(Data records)
****

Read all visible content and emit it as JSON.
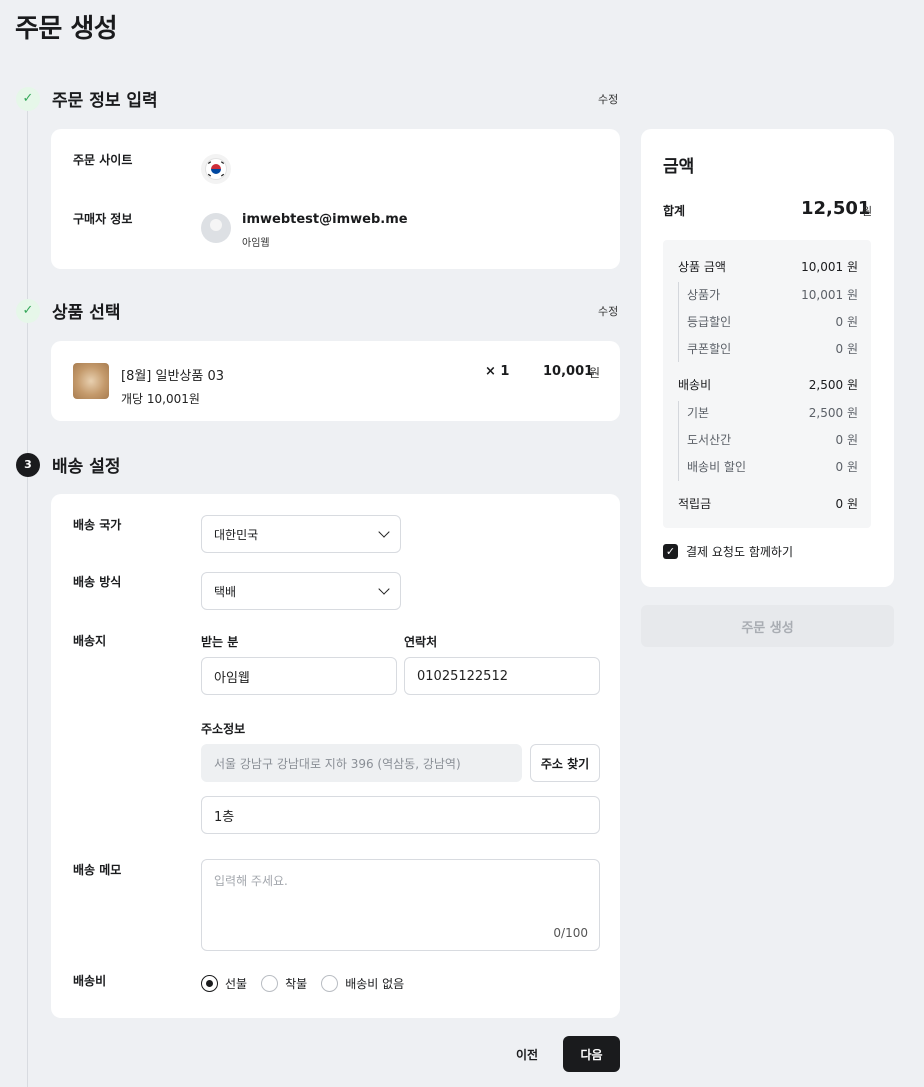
{
  "page": {
    "title": "주문 생성"
  },
  "steps": {
    "order_info": {
      "icon": "✓",
      "title": "주문 정보 입력",
      "edit": "수정"
    },
    "product": {
      "icon": "✓",
      "title": "상품 선택",
      "edit": "수정"
    },
    "shipping": {
      "number": "3",
      "title": "배송 설정"
    }
  },
  "order_info": {
    "site_label": "주문 사이트",
    "site_flag": "flag-korea-icon",
    "buyer_label": "구매자 정보",
    "buyer_email": "imwebtest@imweb.me",
    "buyer_name": "아임웹"
  },
  "product": {
    "name": "[8월] 일반상품 03",
    "unit_price": "개당 10,001원",
    "qty": "× 1",
    "price": "10,001",
    "currency": "원"
  },
  "shipping": {
    "country_label": "배송 국가",
    "country_value": "대한민국",
    "method_label": "배송 방식",
    "method_value": "택배",
    "address_label": "배송지",
    "recipient_label": "받는 분",
    "recipient_value": "아임웹",
    "phone_label": "연락처",
    "phone_value": "01025122512",
    "addr_info_label": "주소정보",
    "addr_value": "서울 강남구 강남대로 지하 396 (역삼동, 강남역)",
    "addr_search": "주소 찾기",
    "addr_detail": "1층",
    "memo_label": "배송 메모",
    "memo_placeholder": "입력해 주세요.",
    "memo_count": "0/100",
    "fee_label": "배송비",
    "fee_options": [
      "선불",
      "착불",
      "배송비 없음"
    ],
    "fee_selected": "선불"
  },
  "nav": {
    "prev": "이전",
    "next": "다음"
  },
  "summary": {
    "title": "금액",
    "total_label": "합계",
    "total_value": "12,501",
    "currency": "원",
    "rows": {
      "product_amount": {
        "label": "상품 금액",
        "value": "10,001 원"
      },
      "product_price": {
        "label": "상품가",
        "value": "10,001 원"
      },
      "grade_discount": {
        "label": "등급할인",
        "value": "0 원"
      },
      "coupon_discount": {
        "label": "쿠폰할인",
        "value": "0 원"
      },
      "shipping_fee": {
        "label": "배송비",
        "value": "2,500 원"
      },
      "base": {
        "label": "기본",
        "value": "2,500 원"
      },
      "island": {
        "label": "도서산간",
        "value": "0 원"
      },
      "shipping_discount": {
        "label": "배송비 할인",
        "value": "0 원"
      },
      "points": {
        "label": "적립금",
        "value": "0 원"
      }
    },
    "payment_request": "결제 요청도 함께하기",
    "payment_request_checked": true,
    "create_button": "주문 생성"
  }
}
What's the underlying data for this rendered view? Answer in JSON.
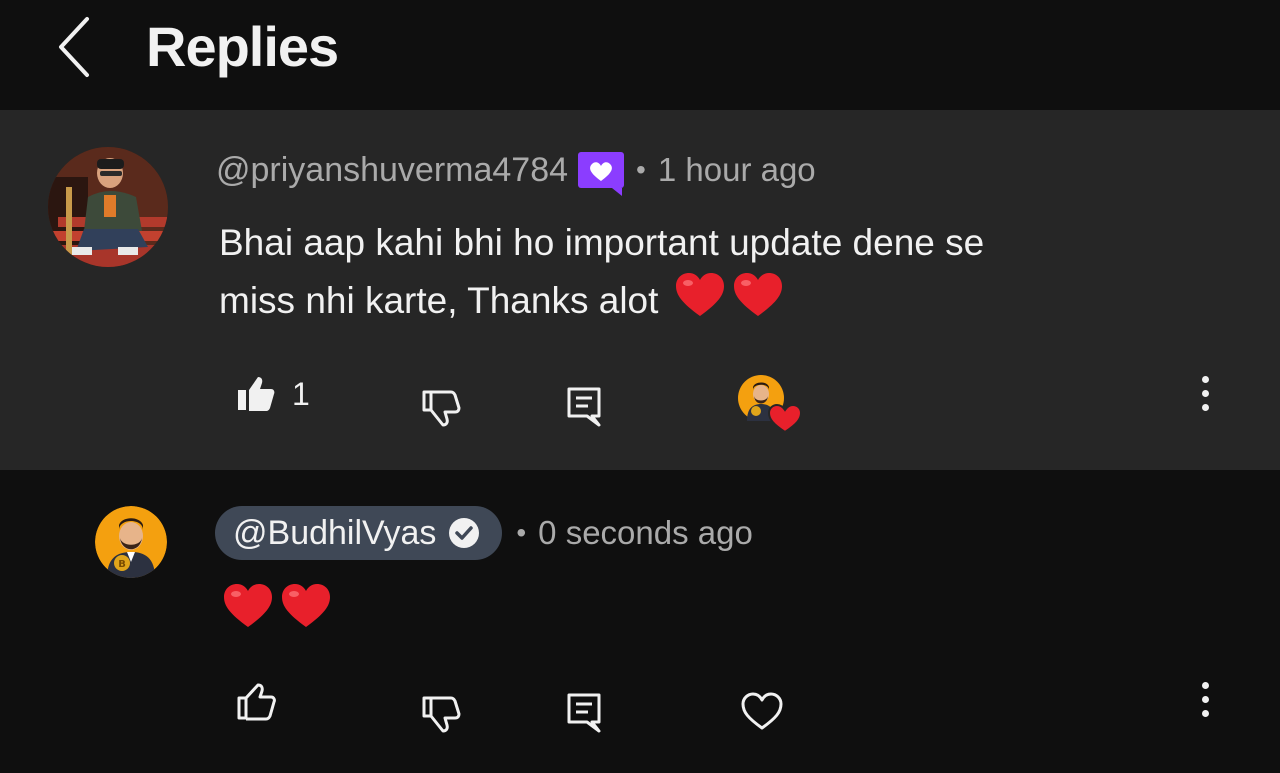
{
  "header": {
    "title": "Replies",
    "back_icon": "chevron-left-icon"
  },
  "parent_comment": {
    "handle": "@priyanshuverma4784",
    "badge": "member-badge-heart-icon",
    "separator": "•",
    "time": "1 hour ago",
    "text_line1": "Bhai aap kahi bhi ho important update dene se",
    "text_line2": "miss nhi karte, Thanks alot",
    "emoji": [
      "red-heart",
      "red-heart"
    ],
    "like_count": "1",
    "creator_heart": "creator-heart-icon"
  },
  "reply": {
    "handle": "@BudhilVyas",
    "verified": "verified-check-icon",
    "separator": "•",
    "time": "0 seconds ago",
    "emoji": [
      "red-heart",
      "red-heart"
    ]
  },
  "colors": {
    "background": "#0f0f0f",
    "highlight": "#262626",
    "secondary_text": "#aaaaaa",
    "member_badge": "#8b3dff",
    "creator_pill": "#3f4856",
    "heart": "#e8202b"
  }
}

****

_Exercise aim_
Write the lines above out again exactly, without any of their pictures.

_Expected answer_
Read all visible content and emit it as JSON.
{
  "page": {
    "title": "주문 생성"
  },
  "steps": {
    "order_info": {
      "icon": "✓",
      "title": "주문 정보 입력",
      "edit": "수정"
    },
    "product": {
      "icon": "✓",
      "title": "상품 선택",
      "edit": "수정"
    },
    "shipping": {
      "number": "3",
      "title": "배송 설정"
    }
  },
  "order_info": {
    "site_label": "주문 사이트",
    "site_flag": "flag-korea-icon",
    "buyer_label": "구매자 정보",
    "buyer_email": "imwebtest@imweb.me",
    "buyer_name": "아임웹"
  },
  "product": {
    "name": "[8월] 일반상품 03",
    "unit_price": "개당 10,001원",
    "qty": "× 1",
    "price": "10,001",
    "currency": "원"
  },
  "shipping": {
    "country_label": "배송 국가",
    "country_value": "대한민국",
    "method_label": "배송 방식",
    "method_value": "택배",
    "address_label": "배송지",
    "recipient_label": "받는 분",
    "recipient_value": "아임웹",
    "phone_label": "연락처",
    "phone_value": "01025122512",
    "addr_info_label": "주소정보",
    "addr_value": "서울 강남구 강남대로 지하 396 (역삼동, 강남역)",
    "addr_search": "주소 찾기",
    "addr_detail": "1층",
    "memo_label": "배송 메모",
    "memo_placeholder": "입력해 주세요.",
    "memo_count": "0/100",
    "fee_label": "배송비",
    "fee_options": [
      "선불",
      "착불",
      "배송비 없음"
    ],
    "fee_selected": "선불"
  },
  "nav": {
    "prev": "이전",
    "next": "다음"
  },
  "summary": {
    "title": "금액",
    "total_label": "합계",
    "total_value": "12,501",
    "currency": "원",
    "rows": {
      "product_amount": {
        "label": "상품 금액",
        "value": "10,001 원"
      },
      "product_price": {
        "label": "상품가",
        "value": "10,001 원"
      },
      "grade_discount": {
        "label": "등급할인",
        "value": "0 원"
      },
      "coupon_discount": {
        "label": "쿠폰할인",
        "value": "0 원"
      },
      "shipping_fee": {
        "label": "배송비",
        "value": "2,500 원"
      },
      "base": {
        "label": "기본",
        "value": "2,500 원"
      },
      "island": {
        "label": "도서산간",
        "value": "0 원"
      },
      "shipping_discount": {
        "label": "배송비 할인",
        "value": "0 원"
      },
      "points": {
        "label": "적립금",
        "value": "0 원"
      }
    },
    "payment_request": "결제 요청도 함께하기",
    "payment_request_checked": true,
    "create_button": "주문 생성"
  }
}
What's the underlying data for this rendered view? Answer in JSON.
{
  "header": {
    "title": "Replies",
    "back_icon": "chevron-left-icon"
  },
  "parent_comment": {
    "handle": "@priyanshuverma4784",
    "badge": "member-badge-heart-icon",
    "separator": "•",
    "time": "1 hour ago",
    "text_line1": "Bhai aap kahi bhi ho important update dene se",
    "text_line2": "miss nhi karte, Thanks alot",
    "emoji": [
      "red-heart",
      "red-heart"
    ],
    "like_count": "1",
    "creator_heart": "creator-heart-icon"
  },
  "reply": {
    "handle": "@BudhilVyas",
    "verified": "verified-check-icon",
    "separator": "•",
    "time": "0 seconds ago",
    "emoji": [
      "red-heart",
      "red-heart"
    ]
  },
  "colors": {
    "background": "#0f0f0f",
    "highlight": "#262626",
    "secondary_text": "#aaaaaa",
    "member_badge": "#8b3dff",
    "creator_pill": "#3f4856",
    "heart": "#e8202b"
  }
}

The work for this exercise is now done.